--- START Material shown ---

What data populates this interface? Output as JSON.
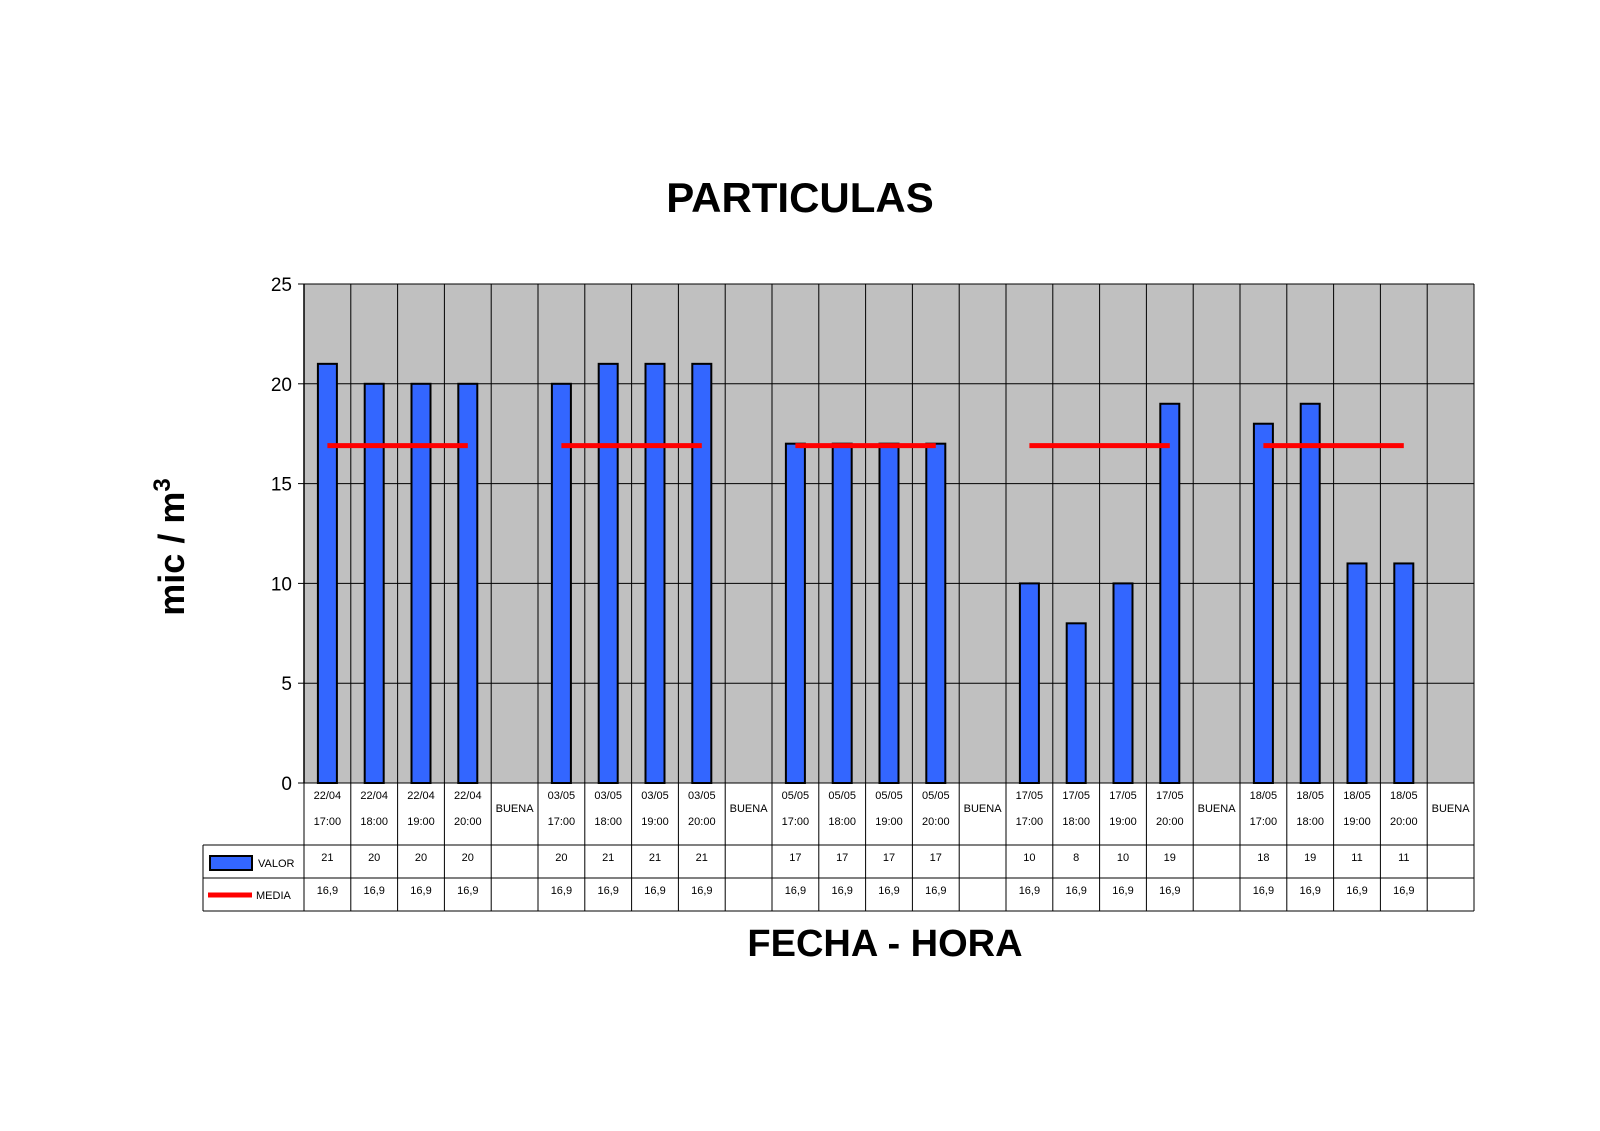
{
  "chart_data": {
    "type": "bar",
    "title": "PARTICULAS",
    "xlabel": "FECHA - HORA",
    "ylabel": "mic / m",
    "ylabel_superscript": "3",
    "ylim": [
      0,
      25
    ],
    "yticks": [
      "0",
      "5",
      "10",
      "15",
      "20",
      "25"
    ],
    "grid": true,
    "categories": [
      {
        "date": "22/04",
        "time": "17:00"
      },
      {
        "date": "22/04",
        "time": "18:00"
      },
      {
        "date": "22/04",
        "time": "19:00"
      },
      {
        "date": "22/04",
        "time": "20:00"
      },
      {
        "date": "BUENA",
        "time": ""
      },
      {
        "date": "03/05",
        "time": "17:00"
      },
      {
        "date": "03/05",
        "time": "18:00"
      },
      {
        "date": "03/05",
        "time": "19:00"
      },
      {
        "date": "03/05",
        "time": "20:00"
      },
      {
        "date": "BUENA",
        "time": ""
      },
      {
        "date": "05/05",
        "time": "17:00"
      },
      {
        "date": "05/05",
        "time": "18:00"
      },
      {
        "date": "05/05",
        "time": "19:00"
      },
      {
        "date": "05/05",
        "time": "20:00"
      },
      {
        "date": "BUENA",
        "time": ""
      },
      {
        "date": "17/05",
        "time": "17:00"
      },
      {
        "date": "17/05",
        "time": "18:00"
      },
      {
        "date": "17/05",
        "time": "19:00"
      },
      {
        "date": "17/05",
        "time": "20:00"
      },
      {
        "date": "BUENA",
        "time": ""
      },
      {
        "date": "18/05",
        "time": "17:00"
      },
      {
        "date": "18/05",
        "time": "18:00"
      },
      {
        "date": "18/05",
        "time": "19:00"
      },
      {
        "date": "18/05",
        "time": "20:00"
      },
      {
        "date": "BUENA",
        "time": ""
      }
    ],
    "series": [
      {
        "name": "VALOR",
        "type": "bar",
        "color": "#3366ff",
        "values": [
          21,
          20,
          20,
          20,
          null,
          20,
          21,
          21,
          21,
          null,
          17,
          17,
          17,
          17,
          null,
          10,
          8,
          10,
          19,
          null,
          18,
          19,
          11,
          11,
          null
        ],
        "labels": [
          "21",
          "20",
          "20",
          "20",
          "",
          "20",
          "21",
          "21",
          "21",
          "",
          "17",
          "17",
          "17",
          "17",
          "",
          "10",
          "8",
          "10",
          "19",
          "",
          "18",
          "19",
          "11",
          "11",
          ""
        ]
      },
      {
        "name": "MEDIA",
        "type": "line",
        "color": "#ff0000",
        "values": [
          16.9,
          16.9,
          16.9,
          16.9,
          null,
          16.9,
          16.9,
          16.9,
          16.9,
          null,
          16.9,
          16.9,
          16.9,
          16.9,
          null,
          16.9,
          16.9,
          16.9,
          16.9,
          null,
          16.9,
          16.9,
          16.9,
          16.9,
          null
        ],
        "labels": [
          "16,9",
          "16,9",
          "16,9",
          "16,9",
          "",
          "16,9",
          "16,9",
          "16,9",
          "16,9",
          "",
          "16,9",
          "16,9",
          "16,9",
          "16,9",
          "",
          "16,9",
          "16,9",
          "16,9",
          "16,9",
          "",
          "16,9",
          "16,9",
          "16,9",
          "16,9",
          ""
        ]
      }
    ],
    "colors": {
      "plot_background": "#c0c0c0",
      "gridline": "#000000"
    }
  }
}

--- END Material shown ---
--- START Material shown ---

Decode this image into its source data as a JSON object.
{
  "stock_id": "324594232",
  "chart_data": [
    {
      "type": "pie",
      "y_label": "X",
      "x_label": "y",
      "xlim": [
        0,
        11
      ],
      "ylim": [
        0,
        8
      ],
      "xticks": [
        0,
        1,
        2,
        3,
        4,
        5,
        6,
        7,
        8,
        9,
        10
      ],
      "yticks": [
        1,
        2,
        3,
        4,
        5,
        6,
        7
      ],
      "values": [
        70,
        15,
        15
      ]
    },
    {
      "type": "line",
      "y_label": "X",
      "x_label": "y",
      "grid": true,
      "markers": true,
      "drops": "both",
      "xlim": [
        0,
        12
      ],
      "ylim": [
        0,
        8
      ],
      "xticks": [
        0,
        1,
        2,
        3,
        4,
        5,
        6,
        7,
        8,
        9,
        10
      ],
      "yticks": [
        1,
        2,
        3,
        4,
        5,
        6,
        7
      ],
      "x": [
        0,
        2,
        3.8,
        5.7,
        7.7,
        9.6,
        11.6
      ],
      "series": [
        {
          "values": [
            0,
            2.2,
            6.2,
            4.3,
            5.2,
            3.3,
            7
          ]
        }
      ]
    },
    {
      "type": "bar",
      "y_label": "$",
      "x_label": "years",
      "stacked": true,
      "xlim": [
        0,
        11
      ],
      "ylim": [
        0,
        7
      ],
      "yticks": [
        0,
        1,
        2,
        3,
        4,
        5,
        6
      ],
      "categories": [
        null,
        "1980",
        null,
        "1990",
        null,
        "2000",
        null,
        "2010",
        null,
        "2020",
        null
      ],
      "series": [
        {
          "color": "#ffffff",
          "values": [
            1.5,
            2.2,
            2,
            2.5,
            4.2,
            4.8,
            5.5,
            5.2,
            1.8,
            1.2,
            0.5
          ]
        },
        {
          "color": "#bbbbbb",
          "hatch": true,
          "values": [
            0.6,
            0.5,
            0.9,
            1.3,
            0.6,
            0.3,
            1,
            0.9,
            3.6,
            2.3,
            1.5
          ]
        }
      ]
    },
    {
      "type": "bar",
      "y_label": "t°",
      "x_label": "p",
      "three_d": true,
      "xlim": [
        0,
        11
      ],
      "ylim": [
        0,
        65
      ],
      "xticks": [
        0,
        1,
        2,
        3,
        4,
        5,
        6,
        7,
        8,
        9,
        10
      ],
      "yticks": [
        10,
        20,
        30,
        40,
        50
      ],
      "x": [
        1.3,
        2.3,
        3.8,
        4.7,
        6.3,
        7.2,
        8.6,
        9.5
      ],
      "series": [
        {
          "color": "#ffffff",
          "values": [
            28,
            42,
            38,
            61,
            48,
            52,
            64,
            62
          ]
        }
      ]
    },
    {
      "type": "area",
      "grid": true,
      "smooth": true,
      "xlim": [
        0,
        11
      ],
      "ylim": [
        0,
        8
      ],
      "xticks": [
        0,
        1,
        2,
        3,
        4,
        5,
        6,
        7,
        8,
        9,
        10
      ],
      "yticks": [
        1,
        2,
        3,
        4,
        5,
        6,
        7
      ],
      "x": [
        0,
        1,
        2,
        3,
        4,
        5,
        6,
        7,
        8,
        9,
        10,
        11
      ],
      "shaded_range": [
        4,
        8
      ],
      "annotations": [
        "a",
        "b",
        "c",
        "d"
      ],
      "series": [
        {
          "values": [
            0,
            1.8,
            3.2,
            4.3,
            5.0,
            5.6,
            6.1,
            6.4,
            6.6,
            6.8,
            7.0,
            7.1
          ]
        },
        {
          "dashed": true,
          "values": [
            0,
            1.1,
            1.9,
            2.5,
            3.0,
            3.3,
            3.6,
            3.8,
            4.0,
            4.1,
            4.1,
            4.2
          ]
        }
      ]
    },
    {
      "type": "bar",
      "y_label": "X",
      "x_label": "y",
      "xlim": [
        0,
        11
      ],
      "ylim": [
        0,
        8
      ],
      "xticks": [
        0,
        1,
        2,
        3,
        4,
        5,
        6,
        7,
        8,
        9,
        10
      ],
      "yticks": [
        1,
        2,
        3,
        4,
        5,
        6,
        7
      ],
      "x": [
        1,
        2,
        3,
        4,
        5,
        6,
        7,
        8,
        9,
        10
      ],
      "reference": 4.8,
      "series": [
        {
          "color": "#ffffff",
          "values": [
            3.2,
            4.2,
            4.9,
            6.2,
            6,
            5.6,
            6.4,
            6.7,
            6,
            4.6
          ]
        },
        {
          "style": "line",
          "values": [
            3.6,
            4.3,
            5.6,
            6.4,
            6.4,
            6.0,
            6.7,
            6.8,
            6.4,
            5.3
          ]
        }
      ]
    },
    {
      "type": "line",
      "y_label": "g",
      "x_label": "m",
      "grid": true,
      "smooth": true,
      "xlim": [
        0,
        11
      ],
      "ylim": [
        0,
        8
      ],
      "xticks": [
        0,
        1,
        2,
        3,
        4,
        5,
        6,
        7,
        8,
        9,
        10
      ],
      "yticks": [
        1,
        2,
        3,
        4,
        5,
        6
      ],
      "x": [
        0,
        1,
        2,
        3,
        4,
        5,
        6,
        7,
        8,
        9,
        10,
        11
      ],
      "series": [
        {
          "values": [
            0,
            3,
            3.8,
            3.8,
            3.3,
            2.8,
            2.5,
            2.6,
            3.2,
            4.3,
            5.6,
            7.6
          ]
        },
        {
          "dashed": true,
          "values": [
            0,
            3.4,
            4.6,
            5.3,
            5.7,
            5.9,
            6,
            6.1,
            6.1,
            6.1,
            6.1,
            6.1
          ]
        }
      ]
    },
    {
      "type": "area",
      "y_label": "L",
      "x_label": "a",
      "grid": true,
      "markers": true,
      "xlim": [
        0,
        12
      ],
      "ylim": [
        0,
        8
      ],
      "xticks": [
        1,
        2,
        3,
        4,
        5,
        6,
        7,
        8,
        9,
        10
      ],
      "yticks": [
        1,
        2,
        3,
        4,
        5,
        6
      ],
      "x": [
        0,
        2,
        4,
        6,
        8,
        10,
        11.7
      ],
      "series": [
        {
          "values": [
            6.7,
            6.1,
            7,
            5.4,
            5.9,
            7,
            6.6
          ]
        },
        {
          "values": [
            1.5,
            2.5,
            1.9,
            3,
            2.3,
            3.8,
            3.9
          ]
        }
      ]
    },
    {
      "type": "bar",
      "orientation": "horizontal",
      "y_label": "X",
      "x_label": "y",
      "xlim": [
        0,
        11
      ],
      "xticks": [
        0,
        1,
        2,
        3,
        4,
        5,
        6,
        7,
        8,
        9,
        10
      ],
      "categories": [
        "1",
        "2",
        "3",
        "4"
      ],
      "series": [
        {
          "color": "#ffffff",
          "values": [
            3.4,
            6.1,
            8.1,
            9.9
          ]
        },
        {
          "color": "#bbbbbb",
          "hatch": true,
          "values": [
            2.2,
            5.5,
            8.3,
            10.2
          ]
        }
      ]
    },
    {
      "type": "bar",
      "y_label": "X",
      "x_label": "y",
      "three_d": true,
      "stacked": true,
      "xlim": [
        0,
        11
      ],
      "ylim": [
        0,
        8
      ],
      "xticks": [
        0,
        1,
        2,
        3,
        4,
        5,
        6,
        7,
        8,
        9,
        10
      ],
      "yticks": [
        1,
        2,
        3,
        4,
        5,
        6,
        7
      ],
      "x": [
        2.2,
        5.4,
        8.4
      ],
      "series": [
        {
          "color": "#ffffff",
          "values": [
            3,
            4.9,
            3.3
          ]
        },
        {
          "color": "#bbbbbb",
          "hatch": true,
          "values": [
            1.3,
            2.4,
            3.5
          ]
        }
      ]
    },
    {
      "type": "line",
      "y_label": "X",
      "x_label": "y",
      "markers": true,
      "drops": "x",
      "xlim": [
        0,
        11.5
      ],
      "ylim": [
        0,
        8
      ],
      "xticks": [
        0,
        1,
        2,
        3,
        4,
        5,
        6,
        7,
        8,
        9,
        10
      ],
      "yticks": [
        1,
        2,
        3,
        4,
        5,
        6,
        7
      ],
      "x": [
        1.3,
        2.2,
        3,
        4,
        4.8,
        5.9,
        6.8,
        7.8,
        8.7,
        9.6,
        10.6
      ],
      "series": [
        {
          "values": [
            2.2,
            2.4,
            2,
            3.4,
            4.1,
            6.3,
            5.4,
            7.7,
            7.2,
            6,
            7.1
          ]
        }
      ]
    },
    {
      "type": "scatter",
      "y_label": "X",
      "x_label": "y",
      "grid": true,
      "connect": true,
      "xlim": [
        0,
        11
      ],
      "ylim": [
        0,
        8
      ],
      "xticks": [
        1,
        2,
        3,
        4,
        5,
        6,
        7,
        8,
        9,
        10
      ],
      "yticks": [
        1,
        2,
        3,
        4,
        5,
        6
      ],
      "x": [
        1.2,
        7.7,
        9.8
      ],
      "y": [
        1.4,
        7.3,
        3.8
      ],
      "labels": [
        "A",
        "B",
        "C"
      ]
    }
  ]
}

--- END Material shown ---

What needs to be done :: Pick out and copy the lines of the entries that hold the string "this".

Exercise answer ::
What data populates this interface? Output as JSON.
Decode this image into its source data as a JSON object.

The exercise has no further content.